(Stored data entries)
## Start

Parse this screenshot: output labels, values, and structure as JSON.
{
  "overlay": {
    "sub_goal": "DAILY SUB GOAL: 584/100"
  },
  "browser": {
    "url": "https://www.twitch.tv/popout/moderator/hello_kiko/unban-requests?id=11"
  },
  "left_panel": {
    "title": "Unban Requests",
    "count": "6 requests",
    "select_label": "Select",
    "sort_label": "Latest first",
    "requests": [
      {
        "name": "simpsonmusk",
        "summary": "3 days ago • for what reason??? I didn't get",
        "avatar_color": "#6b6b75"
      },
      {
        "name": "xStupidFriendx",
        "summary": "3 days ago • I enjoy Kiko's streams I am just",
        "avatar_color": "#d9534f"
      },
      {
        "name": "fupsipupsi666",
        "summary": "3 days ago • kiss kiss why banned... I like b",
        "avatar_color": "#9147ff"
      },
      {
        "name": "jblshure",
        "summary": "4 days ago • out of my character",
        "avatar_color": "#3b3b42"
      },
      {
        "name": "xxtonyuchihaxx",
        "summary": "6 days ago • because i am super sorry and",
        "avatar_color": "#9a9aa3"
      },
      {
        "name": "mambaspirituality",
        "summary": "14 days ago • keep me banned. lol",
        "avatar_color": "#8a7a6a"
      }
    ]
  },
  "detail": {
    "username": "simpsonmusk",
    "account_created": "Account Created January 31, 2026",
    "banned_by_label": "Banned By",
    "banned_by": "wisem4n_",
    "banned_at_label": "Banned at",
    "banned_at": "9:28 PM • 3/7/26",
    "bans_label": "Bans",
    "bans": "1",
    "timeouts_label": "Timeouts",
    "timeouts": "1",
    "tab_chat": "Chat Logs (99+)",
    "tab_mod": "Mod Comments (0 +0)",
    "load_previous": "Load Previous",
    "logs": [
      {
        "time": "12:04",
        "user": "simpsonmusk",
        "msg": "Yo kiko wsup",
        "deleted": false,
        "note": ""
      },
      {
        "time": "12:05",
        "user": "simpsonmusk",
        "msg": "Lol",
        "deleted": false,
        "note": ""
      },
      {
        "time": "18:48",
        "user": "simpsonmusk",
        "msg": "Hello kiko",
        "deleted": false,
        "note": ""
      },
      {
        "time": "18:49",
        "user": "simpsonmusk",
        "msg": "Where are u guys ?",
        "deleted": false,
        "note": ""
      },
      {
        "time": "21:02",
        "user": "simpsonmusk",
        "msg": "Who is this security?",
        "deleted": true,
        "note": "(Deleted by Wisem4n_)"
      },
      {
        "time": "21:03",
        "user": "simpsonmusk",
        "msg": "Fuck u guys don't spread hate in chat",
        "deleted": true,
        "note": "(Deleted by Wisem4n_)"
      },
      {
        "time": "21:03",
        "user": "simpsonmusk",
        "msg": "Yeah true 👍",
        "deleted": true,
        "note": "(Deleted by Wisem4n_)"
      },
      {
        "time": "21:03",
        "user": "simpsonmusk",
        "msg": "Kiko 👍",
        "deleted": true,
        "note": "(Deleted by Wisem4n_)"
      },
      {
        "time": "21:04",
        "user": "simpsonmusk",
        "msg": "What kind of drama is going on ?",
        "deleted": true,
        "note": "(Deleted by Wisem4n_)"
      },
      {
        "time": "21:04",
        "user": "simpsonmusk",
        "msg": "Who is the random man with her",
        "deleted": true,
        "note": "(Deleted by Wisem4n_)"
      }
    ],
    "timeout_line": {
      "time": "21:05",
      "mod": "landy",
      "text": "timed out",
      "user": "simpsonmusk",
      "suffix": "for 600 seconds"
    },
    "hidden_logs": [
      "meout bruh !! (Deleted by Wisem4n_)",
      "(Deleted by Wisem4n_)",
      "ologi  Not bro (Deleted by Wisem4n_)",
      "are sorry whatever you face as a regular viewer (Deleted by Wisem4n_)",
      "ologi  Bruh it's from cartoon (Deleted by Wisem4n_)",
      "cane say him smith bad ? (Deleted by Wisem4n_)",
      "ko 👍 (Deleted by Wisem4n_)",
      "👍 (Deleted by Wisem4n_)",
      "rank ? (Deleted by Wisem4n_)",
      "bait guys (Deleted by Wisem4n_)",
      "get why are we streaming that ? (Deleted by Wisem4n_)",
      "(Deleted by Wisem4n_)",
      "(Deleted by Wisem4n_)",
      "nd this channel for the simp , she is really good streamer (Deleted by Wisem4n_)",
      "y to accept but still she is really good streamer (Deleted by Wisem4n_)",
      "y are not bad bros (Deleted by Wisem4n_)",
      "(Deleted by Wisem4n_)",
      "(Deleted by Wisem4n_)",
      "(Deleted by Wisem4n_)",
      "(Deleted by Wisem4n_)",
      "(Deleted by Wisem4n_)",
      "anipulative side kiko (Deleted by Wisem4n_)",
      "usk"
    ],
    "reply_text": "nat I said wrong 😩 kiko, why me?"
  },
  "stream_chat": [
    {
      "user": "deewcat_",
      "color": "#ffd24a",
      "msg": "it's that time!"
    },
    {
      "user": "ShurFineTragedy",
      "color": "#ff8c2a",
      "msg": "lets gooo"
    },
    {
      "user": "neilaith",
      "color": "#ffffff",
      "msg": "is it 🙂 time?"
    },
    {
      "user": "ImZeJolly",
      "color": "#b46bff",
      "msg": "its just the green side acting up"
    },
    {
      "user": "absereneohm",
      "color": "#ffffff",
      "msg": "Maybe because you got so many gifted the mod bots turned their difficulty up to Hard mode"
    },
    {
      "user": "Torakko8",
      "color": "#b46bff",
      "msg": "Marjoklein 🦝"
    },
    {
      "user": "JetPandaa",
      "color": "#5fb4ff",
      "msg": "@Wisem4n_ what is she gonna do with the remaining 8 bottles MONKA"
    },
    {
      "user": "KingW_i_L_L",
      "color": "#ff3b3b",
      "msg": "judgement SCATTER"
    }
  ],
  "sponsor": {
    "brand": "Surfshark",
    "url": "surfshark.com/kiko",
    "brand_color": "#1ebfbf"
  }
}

## End

**YOUR TASK**
Repeat all the entries exactly as given.

**RESPONSE TO THE EXERCISE**
Parse this screenshot: output labels, values, and structure as JSON.
{
  "overlay": {
    "sub_goal": "DAILY SUB GOAL: 584/100"
  },
  "browser": {
    "url": "https://www.twitch.tv/popout/moderator/hello_kiko/unban-requests?id=11"
  },
  "left_panel": {
    "title": "Unban Requests",
    "count": "6 requests",
    "select_label": "Select",
    "sort_label": "Latest first",
    "requests": [
      {
        "name": "simpsonmusk",
        "summary": "3 days ago • for what reason??? I didn't get",
        "avatar_color": "#6b6b75"
      },
      {
        "name": "xStupidFriendx",
        "summary": "3 days ago • I enjoy Kiko's streams I am just",
        "avatar_color": "#d9534f"
      },
      {
        "name": "fupsipupsi666",
        "summary": "3 days ago • kiss kiss why banned... I like b",
        "avatar_color": "#9147ff"
      },
      {
        "name": "jblshure",
        "summary": "4 days ago • out of my character",
        "avatar_color": "#3b3b42"
      },
      {
        "name": "xxtonyuchihaxx",
        "summary": "6 days ago • because i am super sorry and",
        "avatar_color": "#9a9aa3"
      },
      {
        "name": "mambaspirituality",
        "summary": "14 days ago • keep me banned. lol",
        "avatar_color": "#8a7a6a"
      }
    ]
  },
  "detail": {
    "username": "simpsonmusk",
    "account_created": "Account Created January 31, 2026",
    "banned_by_label": "Banned By",
    "banned_by": "wisem4n_",
    "banned_at_label": "Banned at",
    "banned_at": "9:28 PM • 3/7/26",
    "bans_label": "Bans",
    "bans": "1",
    "timeouts_label": "Timeouts",
    "timeouts": "1",
    "tab_chat": "Chat Logs (99+)",
    "tab_mod": "Mod Comments (0 +0)",
    "load_previous": "Load Previous",
    "logs": [
      {
        "time": "12:04",
        "user": "simpsonmusk",
        "msg": "Yo kiko wsup",
        "deleted": false,
        "note": ""
      },
      {
        "time": "12:05",
        "user": "simpsonmusk",
        "msg": "Lol",
        "deleted": false,
        "note": ""
      },
      {
        "time": "18:48",
        "user": "simpsonmusk",
        "msg": "Hello kiko",
        "deleted": false,
        "note": ""
      },
      {
        "time": "18:49",
        "user": "simpsonmusk",
        "msg": "Where are u guys ?",
        "deleted": false,
        "note": ""
      },
      {
        "time": "21:02",
        "user": "simpsonmusk",
        "msg": "Who is this security?",
        "deleted": true,
        "note": "(Deleted by Wisem4n_)"
      },
      {
        "time": "21:03",
        "user": "simpsonmusk",
        "msg": "Fuck u guys don't spread hate in chat",
        "deleted": true,
        "note": "(Deleted by Wisem4n_)"
      },
      {
        "time": "21:03",
        "user": "simpsonmusk",
        "msg": "Yeah true 👍",
        "deleted": true,
        "note": "(Deleted by Wisem4n_)"
      },
      {
        "time": "21:03",
        "user": "simpsonmusk",
        "msg": "Kiko 👍",
        "deleted": true,
        "note": "(Deleted by Wisem4n_)"
      },
      {
        "time": "21:04",
        "user": "simpsonmusk",
        "msg": "What kind of drama is going on ?",
        "deleted": true,
        "note": "(Deleted by Wisem4n_)"
      },
      {
        "time": "21:04",
        "user": "simpsonmusk",
        "msg": "Who is the random man with her",
        "deleted": true,
        "note": "(Deleted by Wisem4n_)"
      }
    ],
    "timeout_line": {
      "time": "21:05",
      "mod": "landy",
      "text": "timed out",
      "user": "simpsonmusk",
      "suffix": "for 600 seconds"
    },
    "hidden_logs": [
      "meout bruh !! (Deleted by Wisem4n_)",
      "(Deleted by Wisem4n_)",
      "ologi  Not bro (Deleted by Wisem4n_)",
      "are sorry whatever you face as a regular viewer (Deleted by Wisem4n_)",
      "ologi  Bruh it's from cartoon (Deleted by Wisem4n_)",
      "cane say him smith bad ? (Deleted by Wisem4n_)",
      "ko 👍 (Deleted by Wisem4n_)",
      "👍 (Deleted by Wisem4n_)",
      "rank ? (Deleted by Wisem4n_)",
      "bait guys (Deleted by Wisem4n_)",
      "get why are we streaming that ? (Deleted by Wisem4n_)",
      "(Deleted by Wisem4n_)",
      "(Deleted by Wisem4n_)",
      "nd this channel for the simp , she is really good streamer (Deleted by Wisem4n_)",
      "y to accept but still she is really good streamer (Deleted by Wisem4n_)",
      "y are not bad bros (Deleted by Wisem4n_)",
      "(Deleted by Wisem4n_)",
      "(Deleted by Wisem4n_)",
      "(Deleted by Wisem4n_)",
      "(Deleted by Wisem4n_)",
      "(Deleted by Wisem4n_)",
      "anipulative side kiko (Deleted by Wisem4n_)",
      "usk"
    ],
    "reply_text": "nat I said wrong 😩 kiko, why me?"
  },
  "stream_chat": [
    {
      "user": "deewcat_",
      "color": "#ffd24a",
      "msg": "it's that time!"
    },
    {
      "user": "ShurFineTragedy",
      "color": "#ff8c2a",
      "msg": "lets gooo"
    },
    {
      "user": "neilaith",
      "color": "#ffffff",
      "msg": "is it 🙂 time?"
    },
    {
      "user": "ImZeJolly",
      "color": "#b46bff",
      "msg": "its just the green side acting up"
    },
    {
      "user": "absereneohm",
      "color": "#ffffff",
      "msg": "Maybe because you got so many gifted the mod bots turned their difficulty up to Hard mode"
    },
    {
      "user": "Torakko8",
      "color": "#b46bff",
      "msg": "Marjoklein 🦝"
    },
    {
      "user": "JetPandaa",
      "color": "#5fb4ff",
      "msg": "@Wisem4n_ what is she gonna do with the remaining 8 bottles MONKA"
    },
    {
      "user": "KingW_i_L_L",
      "color": "#ff3b3b",
      "msg": "judgement SCATTER"
    }
  ],
  "sponsor": {
    "brand": "Surfshark",
    "url": "surfshark.com/kiko",
    "brand_color": "#1ebfbf"
  }
}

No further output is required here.